Work to complete:
Read the listing below and copy out every line that holds "ottomán".

Dataset records:
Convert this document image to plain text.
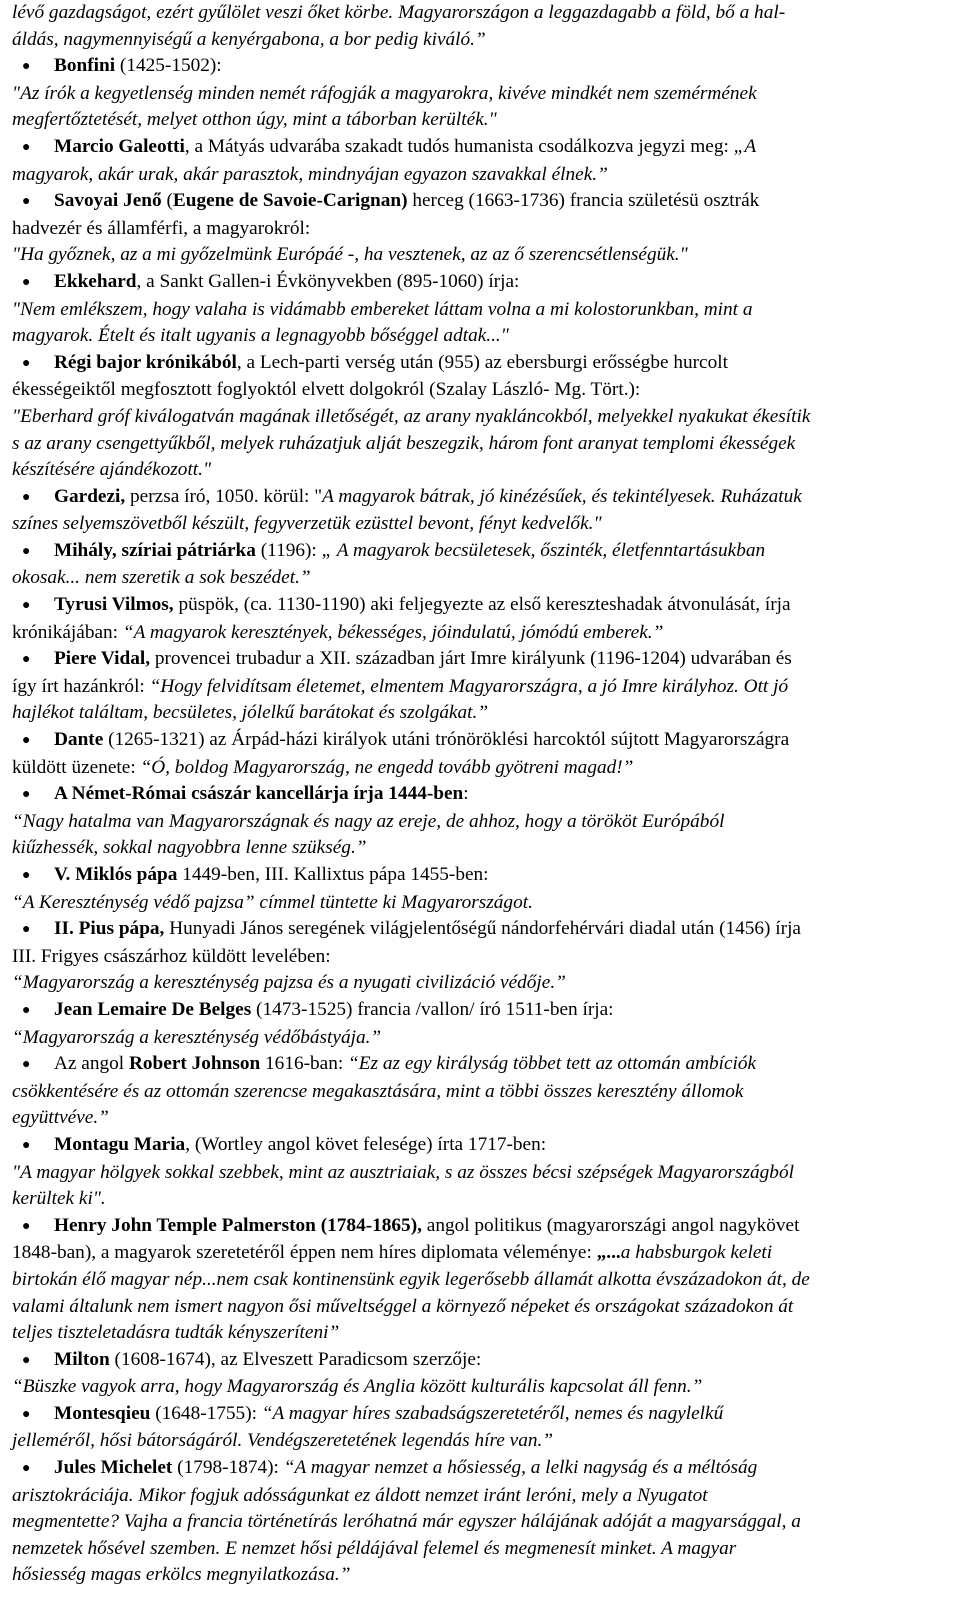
lévő gazdagságot, ezért gyűlölet veszi őket körbe. Magyarországon a leggazdagabb a föld, bő a hal-

áldás, nagymennyiségű a kenyérgabona, a bor pedig kiváló.”

●Bonfini (1425-1502):

"Az írók a kegyetlenség minden nemét ráfogják a magyarokra, kivéve mindkét nem szemérmének

megfertőztetését, melyet otthon úgy, mint a táborban kerülték."

●Marcio Galeotti, a Mátyás udvarába szakadt tudós humanista csodálkozva jegyzi meg: „A

magyarok, akár urak, akár parasztok, mindnyájan egyazon szavakkal élnek.”

●Savoyai Jenő (Eugene de Savoie-Carignan) herceg (1663-1736) francia születésü osztrák

hadvezér és államférfi, a magyarokról:

"Ha győznek, az a mi győzelmünk Európáé -, ha vesztenek, az az ő szerencsétlenségük."

●Ekkehard, a Sankt Gallen-i Évkönyvekben (895-1060) írja:

"Nem emlékszem, hogy valaha is vidámabb embereket láttam volna a mi kolostorunkban, mint a

magyarok. Ételt és italt ugyanis a legnagyobb bőséggel adtak..."

●Régi bajor krónikából, a Lech-parti verség után (955) az ebersburgi erősségbe hurcolt

ékességeiktől megfosztott foglyoktól elvett dolgokról (Szalay László- Mg. Tört.):

"Eberhard gróf kiválogatván magának illetőségét, az arany nyakláncokból, melyekkel nyakukat ékesítik

s az arany csengettyűkből, melyek ruházatjuk alját beszegzik, három font aranyat templomi ékességek

készítésére ajándékozott."

●Gardezi, perzsa író, 1050. körül: "A magyarok bátrak, jó kinézésűek, és tekintélyesek. Ruházatuk

színes selyemszövetből készült, fegyverzetük ezüsttel bevont, fényt kedvelők."

●Mihály, szíriai pátriárka (1196): „ A magyarok becsületesek, őszinték, életfenntartásukban

okosak... nem szeretik a sok beszédet.”

●Tyrusi Vilmos, püspök, (ca. 1130-1190) aki feljegyezte az első kereszteshadak átvonulását, írja

krónikájában: “A magyarok keresztények, békességes, jóindulatú, jómódú emberek.”

●Piere Vidal, provencei trubadur a XII. században járt Imre királyunk (1196-1204) udvarában és

így írt hazánkról: “Hogy felvidítsam életemet, elmentem Magyarországra, a jó Imre királyhoz. Ott jó

hajlékot találtam, becsületes, jólelkű barátokat és szolgákat.”

●Dante (1265-1321) az Árpád-házi királyok utáni trónöröklési harcoktól sújtott Magyarországra

küldött üzenete: “Ó, boldog Magyarország, ne engedd tovább gyötreni magad!”

●A Német-Római császár kancellárja írja 1444-ben:

“Nagy hatalma van Magyarországnak és nagy az ereje, de ahhoz, hogy a törököt Európából

kiűzhessék, sokkal nagyobbra lenne szükség.”

●V. Miklós pápa 1449-ben, III. Kallixtus pápa 1455-ben:

“A Kereszténység védő pajzsa” címmel tüntette ki Magyarországot.

●II. Pius pápa, Hunyadi János seregének világjelentőségű nándorfehérvári diadal után (1456) írja

III. Frigyes császárhoz küldött levelében:

“Magyarország a kereszténység pajzsa és a nyugati civilizáció védője.”

●Jean Lemaire De Belges (1473-1525) francia /vallon/ író 1511-ben írja:

“Magyarország a kereszténység védőbástyája.”

●Az angol Robert Johnson 1616-ban: “Ez az egy királyság többet tett az ottomán ambíciók

csökkentésére és az ottomán szerencse megakasztására, mint a többi összes keresztény állomok

együttvéve.”

●Montagu Maria, (Wortley angol követ felesége) írta 1717-ben:

"A magyar hölgyek sokkal szebbek, mint az ausztriaiak, s az összes bécsi szépségek Magyarországból

kerültek ki".

●Henry John Temple Palmerston (1784-1865), angol politikus (magyarországi angol nagykövet

1848-ban), a magyarok szeretetéről éppen nem híres diplomata véleménye: „...a habsburgok keleti

birtokán élő magyar nép...nem csak kontinensünk egyik legerősebb államát alkotta évszázadokon át, de

valami általunk nem ismert nagyon ősi műveltséggel a környező népeket és országokat századokon át

teljes tiszteletadásra tudták kényszeríteni”

●Milton (1608-1674), az Elveszett Paradicsom szerzője:

“Büszke vagyok arra, hogy Magyarország és Anglia között kulturális kapcsolat áll fenn.”

●Montesqieu (1648-1755): “A magyar híres szabadságszeretetéről, nemes és nagylelkű

jelleméről, hősi bátorságáról. Vendégszeretetének legendás híre van.”

●Jules Michelet (1798-1874): “A magyar nemzet a hősiesség, a lelki nagyság és a méltóság

arisztokráciája. Mikor fogjuk adósságunkat ez áldott nemzet iránt leróni, mely a Nyugatot

megmentette? Vajha a francia történetírás leróhatná már egyszer hálájának adóját a magyarsággal, a

nemzetek hősével szemben. E nemzet hősi példájával felemel és megmenesít minket. A magyar

hősiesség magas erkölcs megnyilatkozása.”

Task result:
●Az angol Robert Johnson 1616-ban: “Ez az egy királyság többet tett az ottomán ambíciók
csökkentésére és az ottomán szerencse megakasztására, mint a többi összes keresztény állomok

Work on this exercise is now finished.